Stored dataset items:
- Opening Delimiter -
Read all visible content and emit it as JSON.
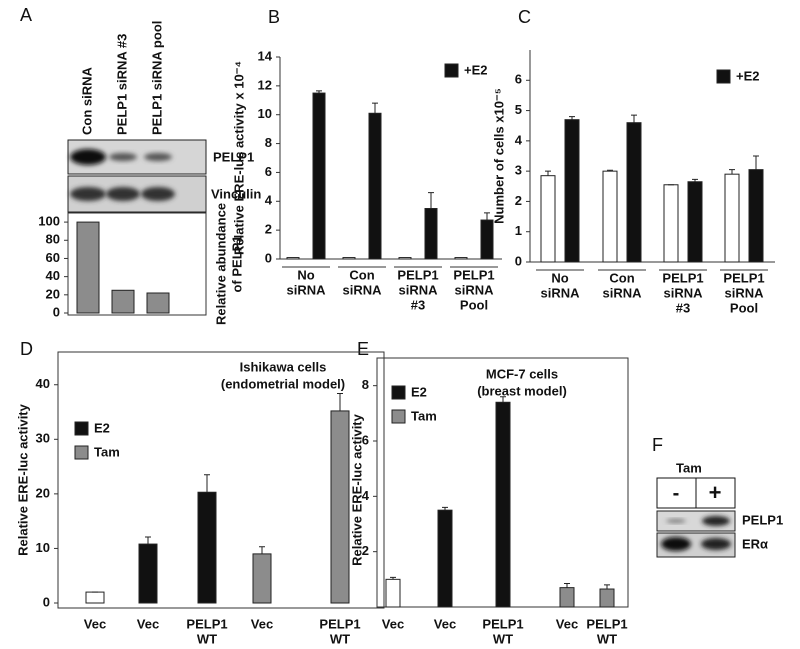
{
  "panel_labels": [
    "A",
    "B",
    "C",
    "D",
    "E",
    "F"
  ],
  "blot_a": {
    "rows": [
      "PELP1",
      "Vinculin"
    ]
  },
  "blot_f": {
    "treatment": "Tam",
    "lanes": [
      "-",
      "+"
    ],
    "rows": [
      "PELP1",
      "ERα"
    ]
  },
  "chart_data": [
    {
      "type": "bar",
      "categories": [
        "Con siRNA",
        "PELP1 siRNA #3",
        "PELP1 siRNA pool"
      ],
      "ylabel": [
        "Relative abundance",
        "of PELP1"
      ],
      "series": [
        {
          "color": "#8c8c8c",
          "values": [
            100,
            25,
            22
          ]
        }
      ],
      "ylim": [
        0,
        110
      ],
      "yticks": [
        0,
        20,
        40,
        60,
        80,
        100
      ]
    },
    {
      "type": "bar",
      "ylabel": "Relative ERE-luc activity x 10⁻⁴",
      "categories": [
        [
          "No",
          "siRNA"
        ],
        [
          "Con",
          "siRNA"
        ],
        [
          "PELP1",
          "siRNA",
          "#3"
        ],
        [
          "PELP1",
          "siRNA",
          "Pool"
        ]
      ],
      "series": [
        {
          "color": "#ffffff",
          "values": [
            0.1,
            0.1,
            0.1,
            0.1
          ]
        },
        {
          "name": "+E2",
          "color": "#111111",
          "values": [
            11.5,
            10.1,
            3.5,
            2.7
          ],
          "errors": [
            0.15,
            0.7,
            1.1,
            0.5
          ]
        }
      ],
      "ylim": [
        0,
        14
      ],
      "yticks": [
        0,
        2,
        4,
        6,
        8,
        10,
        12,
        14
      ]
    },
    {
      "type": "bar",
      "ylabel": "Number of cells x10⁻⁵",
      "categories": [
        [
          "No",
          "siRNA"
        ],
        [
          "Con",
          "siRNA"
        ],
        [
          "PELP1",
          "siRNA",
          "#3"
        ],
        [
          "PELP1",
          "siRNA",
          "Pool"
        ]
      ],
      "series": [
        {
          "color": "#ffffff",
          "values": [
            2.85,
            3.0,
            2.55,
            2.9
          ],
          "errors": [
            0.15,
            0.03,
            0,
            0.15
          ]
        },
        {
          "name": "+E2",
          "color": "#111111",
          "values": [
            4.7,
            4.6,
            2.65,
            3.05
          ],
          "errors": [
            0.1,
            0.25,
            0.08,
            0.45
          ]
        }
      ],
      "ylim": [
        0,
        7
      ],
      "yticks": [
        0,
        1,
        2,
        3,
        4,
        5,
        6
      ]
    },
    {
      "type": "bar",
      "title": [
        "Ishikawa cells",
        "(endometrial model)"
      ],
      "ylabel": "Relative ERE-luc activity",
      "categories": [
        [
          "Vec"
        ],
        [
          "Vec"
        ],
        [
          "PELP1",
          "WT"
        ],
        [
          "Vec"
        ],
        [
          "PELP1",
          "WT"
        ]
      ],
      "series": [
        {
          "color": "#ffffff",
          "values": [
            2,
            null,
            null,
            null,
            null
          ],
          "errors": [
            0,
            null,
            null,
            null,
            null
          ]
        },
        {
          "name": "E2",
          "color": "#111111",
          "values": [
            null,
            10.8,
            20.3,
            null,
            null
          ],
          "errors": [
            null,
            1.3,
            3.2,
            null,
            null
          ]
        },
        {
          "name": "Tam",
          "color": "#8c8c8c",
          "values": [
            null,
            null,
            null,
            9,
            35.2
          ],
          "errors": [
            null,
            null,
            null,
            1.3,
            3.2
          ]
        }
      ],
      "ylim": [
        0,
        46
      ],
      "yticks": [
        0,
        10,
        20,
        30,
        40
      ]
    },
    {
      "type": "bar",
      "title": [
        "MCF-7 cells",
        "(breast model)"
      ],
      "ylabel": "Relative ERE-luc activity",
      "categories": [
        [
          "Vec"
        ],
        [
          "Vec"
        ],
        [
          "PELP1",
          "WT"
        ],
        [
          "Vec"
        ],
        [
          "PELP1",
          "WT"
        ]
      ],
      "series": [
        {
          "color": "#ffffff",
          "values": [
            1.0,
            null,
            null,
            null,
            null
          ],
          "errors": [
            0.07,
            null,
            null,
            null,
            null
          ]
        },
        {
          "name": "E2",
          "color": "#111111",
          "values": [
            null,
            3.5,
            7.4,
            null,
            null
          ],
          "errors": [
            null,
            0.1,
            0.2,
            null,
            null
          ]
        },
        {
          "name": "Tam",
          "color": "#8c8c8c",
          "values": [
            null,
            null,
            null,
            0.7,
            0.65
          ],
          "errors": [
            null,
            null,
            null,
            0.15,
            0.15
          ]
        }
      ],
      "ylim": [
        0,
        9
      ],
      "yticks": [
        2,
        4,
        6,
        8
      ]
    }
  ]
}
- Closing Delimiter -
# AIM OF THE EXERCISE:
Pull every line with the string "cells" from the data above.

# ANSWER TO THIS TASK:
      "ylabel": "Number of cells x10⁻⁵",
        "Ishikawa cells",
        "MCF-7 cells",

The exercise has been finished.